_PROBLEM DETAILS_: Pull every line from the entries below and reproduce each one unchanged.

_DATASET RECORDS_:
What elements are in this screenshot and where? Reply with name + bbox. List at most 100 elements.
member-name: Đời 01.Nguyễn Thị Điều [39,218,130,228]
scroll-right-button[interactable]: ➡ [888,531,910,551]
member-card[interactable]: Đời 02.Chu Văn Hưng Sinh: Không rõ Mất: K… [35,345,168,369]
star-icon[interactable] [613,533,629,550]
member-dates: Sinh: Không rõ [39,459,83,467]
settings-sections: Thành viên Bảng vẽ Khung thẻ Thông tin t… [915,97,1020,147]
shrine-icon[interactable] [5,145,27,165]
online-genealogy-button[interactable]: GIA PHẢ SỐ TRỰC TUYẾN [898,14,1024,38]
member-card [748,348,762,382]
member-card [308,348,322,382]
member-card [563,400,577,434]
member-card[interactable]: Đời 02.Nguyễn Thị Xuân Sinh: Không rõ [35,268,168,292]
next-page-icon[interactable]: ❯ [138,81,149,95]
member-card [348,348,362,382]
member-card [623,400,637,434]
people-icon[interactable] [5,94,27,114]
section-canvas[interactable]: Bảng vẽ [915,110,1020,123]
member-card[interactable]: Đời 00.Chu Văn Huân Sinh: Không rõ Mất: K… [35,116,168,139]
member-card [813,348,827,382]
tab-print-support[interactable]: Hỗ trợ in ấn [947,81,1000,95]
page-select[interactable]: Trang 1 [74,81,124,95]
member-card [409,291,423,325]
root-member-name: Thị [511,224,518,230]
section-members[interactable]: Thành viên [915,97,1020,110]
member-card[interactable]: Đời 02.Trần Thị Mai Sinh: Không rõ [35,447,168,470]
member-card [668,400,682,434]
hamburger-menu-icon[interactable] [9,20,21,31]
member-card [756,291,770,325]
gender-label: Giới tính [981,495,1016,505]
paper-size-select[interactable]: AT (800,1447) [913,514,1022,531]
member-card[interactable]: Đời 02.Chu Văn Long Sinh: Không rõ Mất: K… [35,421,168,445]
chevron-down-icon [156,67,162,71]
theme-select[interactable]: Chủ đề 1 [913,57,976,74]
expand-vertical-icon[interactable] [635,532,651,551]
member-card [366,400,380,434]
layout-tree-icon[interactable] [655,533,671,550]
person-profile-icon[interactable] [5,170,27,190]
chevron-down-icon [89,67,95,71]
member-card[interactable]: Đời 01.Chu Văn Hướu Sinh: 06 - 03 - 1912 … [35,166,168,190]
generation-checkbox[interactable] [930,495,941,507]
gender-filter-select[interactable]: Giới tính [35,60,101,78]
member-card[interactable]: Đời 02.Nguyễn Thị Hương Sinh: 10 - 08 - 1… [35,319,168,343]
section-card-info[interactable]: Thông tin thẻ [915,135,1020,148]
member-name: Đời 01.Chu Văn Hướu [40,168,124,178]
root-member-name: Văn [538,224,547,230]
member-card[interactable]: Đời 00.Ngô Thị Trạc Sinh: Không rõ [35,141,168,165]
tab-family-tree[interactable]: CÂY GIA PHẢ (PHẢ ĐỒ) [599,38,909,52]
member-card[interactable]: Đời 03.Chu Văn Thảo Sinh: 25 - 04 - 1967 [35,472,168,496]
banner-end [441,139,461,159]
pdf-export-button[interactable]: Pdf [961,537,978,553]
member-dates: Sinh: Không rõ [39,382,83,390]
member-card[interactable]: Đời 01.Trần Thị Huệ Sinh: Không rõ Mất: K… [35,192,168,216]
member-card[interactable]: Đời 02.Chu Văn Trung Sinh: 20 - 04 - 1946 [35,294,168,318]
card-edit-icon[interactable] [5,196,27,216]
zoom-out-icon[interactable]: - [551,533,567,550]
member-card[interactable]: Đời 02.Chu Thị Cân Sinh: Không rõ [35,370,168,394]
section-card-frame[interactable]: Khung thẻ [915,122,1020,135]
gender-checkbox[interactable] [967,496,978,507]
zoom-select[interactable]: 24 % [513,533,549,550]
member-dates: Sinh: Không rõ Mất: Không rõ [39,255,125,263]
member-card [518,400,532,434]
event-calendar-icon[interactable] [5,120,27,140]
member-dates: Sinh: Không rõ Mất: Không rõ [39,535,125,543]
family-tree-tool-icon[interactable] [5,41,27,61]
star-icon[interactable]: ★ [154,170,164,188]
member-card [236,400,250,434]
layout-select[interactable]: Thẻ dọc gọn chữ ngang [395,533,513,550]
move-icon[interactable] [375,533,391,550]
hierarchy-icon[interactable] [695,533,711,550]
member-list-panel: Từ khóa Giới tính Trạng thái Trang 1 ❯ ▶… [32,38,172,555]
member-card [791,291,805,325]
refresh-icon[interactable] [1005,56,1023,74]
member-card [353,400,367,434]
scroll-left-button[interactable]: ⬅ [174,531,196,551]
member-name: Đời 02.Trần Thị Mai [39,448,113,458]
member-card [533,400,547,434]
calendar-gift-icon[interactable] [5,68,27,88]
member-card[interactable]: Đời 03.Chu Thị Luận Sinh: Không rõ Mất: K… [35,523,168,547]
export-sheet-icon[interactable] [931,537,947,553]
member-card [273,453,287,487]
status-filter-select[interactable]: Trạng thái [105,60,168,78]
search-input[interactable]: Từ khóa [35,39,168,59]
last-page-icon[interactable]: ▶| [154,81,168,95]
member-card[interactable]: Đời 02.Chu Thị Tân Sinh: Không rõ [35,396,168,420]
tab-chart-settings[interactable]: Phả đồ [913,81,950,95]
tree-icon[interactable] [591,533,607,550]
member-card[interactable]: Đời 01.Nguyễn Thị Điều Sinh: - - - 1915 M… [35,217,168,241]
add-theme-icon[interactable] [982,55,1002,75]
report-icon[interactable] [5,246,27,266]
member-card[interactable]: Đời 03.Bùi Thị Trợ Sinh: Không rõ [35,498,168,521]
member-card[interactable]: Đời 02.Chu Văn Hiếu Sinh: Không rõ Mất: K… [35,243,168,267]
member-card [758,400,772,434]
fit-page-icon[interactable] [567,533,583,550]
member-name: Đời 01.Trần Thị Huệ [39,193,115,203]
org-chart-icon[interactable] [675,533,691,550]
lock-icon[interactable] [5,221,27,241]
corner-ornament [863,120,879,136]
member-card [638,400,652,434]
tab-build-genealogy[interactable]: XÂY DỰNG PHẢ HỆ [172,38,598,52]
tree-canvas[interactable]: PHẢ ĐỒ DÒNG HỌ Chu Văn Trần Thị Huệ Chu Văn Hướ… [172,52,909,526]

_OUTPUT FOR THIS TASK_:
What elements are in this screenshot and where? Reply with name + bbox. List at most 100 elements.
member-name: Đời 01.Nguyễn Thị Điều [39,218,130,228]
scroll-right-button[interactable]: ➡ [888,531,910,551]
member-card[interactable]: Đời 02.Chu Văn Hưng Sinh: Không rõ Mất: K… [35,345,168,369]
star-icon[interactable] [613,533,629,550]
member-dates: Sinh: Không rõ [39,459,83,467]
settings-sections: Thành viên Bảng vẽ Khung thẻ Thông tin t… [915,97,1020,147]
shrine-icon[interactable] [5,145,27,165]
online-genealogy-button[interactable]: GIA PHẢ SỐ TRỰC TUYẾN [898,14,1024,38]
member-card [748,348,762,382]
member-card [308,348,322,382]
member-card [563,400,577,434]
member-card[interactable]: Đời 02.Nguyễn Thị Xuân Sinh: Không rõ [35,268,168,292]
next-page-icon[interactable]: ❯ [138,81,149,95]
member-card [348,348,362,382]
member-card [623,400,637,434]
people-icon[interactable] [5,94,27,114]
section-canvas[interactable]: Bảng vẽ [915,110,1020,123]
member-card[interactable]: Đời 00.Chu Văn Huân Sinh: Không rõ Mất: K… [35,116,168,139]
member-card [813,348,827,382]
tab-print-support[interactable]: Hỗ trợ in ấn [947,81,1000,95]
page-select[interactable]: Trang 1 [74,81,124,95]
member-card [409,291,423,325]
root-member-name: Thị [511,224,518,230]
section-members[interactable]: Thành viên [915,97,1020,110]
member-card[interactable]: Đời 02.Trần Thị Mai Sinh: Không rõ [35,447,168,470]
member-card [668,400,682,434]
hamburger-menu-icon[interactable] [9,20,21,31]
member-card [756,291,770,325]
gender-label: Giới tính [981,495,1016,505]
paper-size-select[interactable]: AT (800,1447) [913,514,1022,531]
member-card[interactable]: Đời 02.Chu Văn Long Sinh: Không rõ Mất: K… [35,421,168,445]
chevron-down-icon [156,67,162,71]
theme-select[interactable]: Chủ đề 1 [913,57,976,74]
expand-vertical-icon[interactable] [635,532,651,551]
member-card [366,400,380,434]
layout-tree-icon[interactable] [655,533,671,550]
person-profile-icon[interactable] [5,170,27,190]
chevron-down-icon [89,67,95,71]
member-card[interactable]: Đời 01.Chu Văn Hướu Sinh: 06 - 03 - 1912 … [35,166,168,190]
generation-checkbox[interactable] [930,495,941,507]
gender-filter-select[interactable]: Giới tính [35,60,101,78]
member-card[interactable]: Đời 02.Nguyễn Thị Hương Sinh: 10 - 08 - 1… [35,319,168,343]
section-card-info[interactable]: Thông tin thẻ [915,135,1020,148]
member-name: Đời 01.Chu Văn Hướu [40,168,124,178]
root-member-name: Văn [538,224,547,230]
member-card[interactable]: Đời 00.Ngô Thị Trạc Sinh: Không rõ [35,141,168,165]
tab-family-tree[interactable]: CÂY GIA PHẢ (PHẢ ĐỒ) [599,38,909,52]
member-card[interactable]: Đời 03.Chu Văn Thảo Sinh: 25 - 04 - 1967 [35,472,168,496]
banner-end [441,139,461,159]
pdf-export-button[interactable]: Pdf [961,537,978,553]
member-dates: Sinh: Không rõ [39,382,83,390]
member-card[interactable]: Đời 01.Trần Thị Huệ Sinh: Không rõ Mất: K… [35,192,168,216]
member-card[interactable]: Đời 02.Chu Văn Trung Sinh: 20 - 04 - 1946 [35,294,168,318]
card-edit-icon[interactable] [5,196,27,216]
zoom-out-icon[interactable]: - [551,533,567,550]
member-card[interactable]: Đời 02.Chu Thị Cân Sinh: Không rõ [35,370,168,394]
section-card-frame[interactable]: Khung thẻ [915,122,1020,135]
gender-checkbox[interactable] [967,496,978,507]
zoom-select[interactable]: 24 % [513,533,549,550]
member-dates: Sinh: Không rõ Mất: Không rõ [39,255,125,263]
member-card [518,400,532,434]
event-calendar-icon[interactable] [5,120,27,140]
member-dates: Sinh: Không rõ Mất: Không rõ [39,535,125,543]
family-tree-tool-icon[interactable] [5,41,27,61]
star-icon[interactable]: ★ [154,170,164,188]
member-card [236,400,250,434]
layout-select[interactable]: Thẻ dọc gọn chữ ngang [395,533,513,550]
move-icon[interactable] [375,533,391,550]
hierarchy-icon[interactable] [695,533,711,550]
member-list-panel: Từ khóa Giới tính Trạng thái Trang 1 ❯ ▶… [32,38,172,555]
member-card [791,291,805,325]
refresh-icon[interactable] [1005,56,1023,74]
member-card [353,400,367,434]
scroll-left-button[interactable]: ⬅ [174,531,196,551]
member-name: Đời 02.Trần Thị Mai [39,448,113,458]
member-card [533,400,547,434]
calendar-gift-icon[interactable] [5,68,27,88]
member-card[interactable]: Đời 03.Chu Thị Luận Sinh: Không rõ Mất: K… [35,523,168,547]
export-sheet-icon[interactable] [931,537,947,553]
member-card [273,453,287,487]
status-filter-select[interactable]: Trạng thái [105,60,168,78]
search-input[interactable]: Từ khóa [35,39,168,59]
last-page-icon[interactable]: ▶| [154,81,168,95]
member-card[interactable]: Đời 02.Chu Thị Tân Sinh: Không rõ [35,396,168,420]
tab-chart-settings[interactable]: Phả đồ [913,81,950,95]
tree-icon[interactable] [591,533,607,550]
member-card[interactable]: Đời 01.Nguyễn Thị Điều Sinh: - - - 1915 M… [35,217,168,241]
add-theme-icon[interactable] [982,55,1002,75]
report-icon[interactable] [5,246,27,266]
member-card[interactable]: Đời 03.Bùi Thị Trợ Sinh: Không rõ [35,498,168,521]
member-card[interactable]: Đời 02.Chu Văn Hiếu Sinh: Không rõ Mất: K… [35,243,168,267]
member-card [758,400,772,434]
fit-page-icon[interactable] [567,533,583,550]
member-name: Đời 01.Trần Thị Huệ [39,193,115,203]
org-chart-icon[interactable] [675,533,691,550]
lock-icon[interactable] [5,221,27,241]
corner-ornament [863,120,879,136]
member-card [638,400,652,434]
tab-build-genealogy[interactable]: XÂY DỰNG PHẢ HỆ [172,38,598,52]
tree-canvas[interactable]: PHẢ ĐỒ DÒNG HỌ Chu Văn Trần Thị Huệ Chu Văn Hướ… [172,52,909,526]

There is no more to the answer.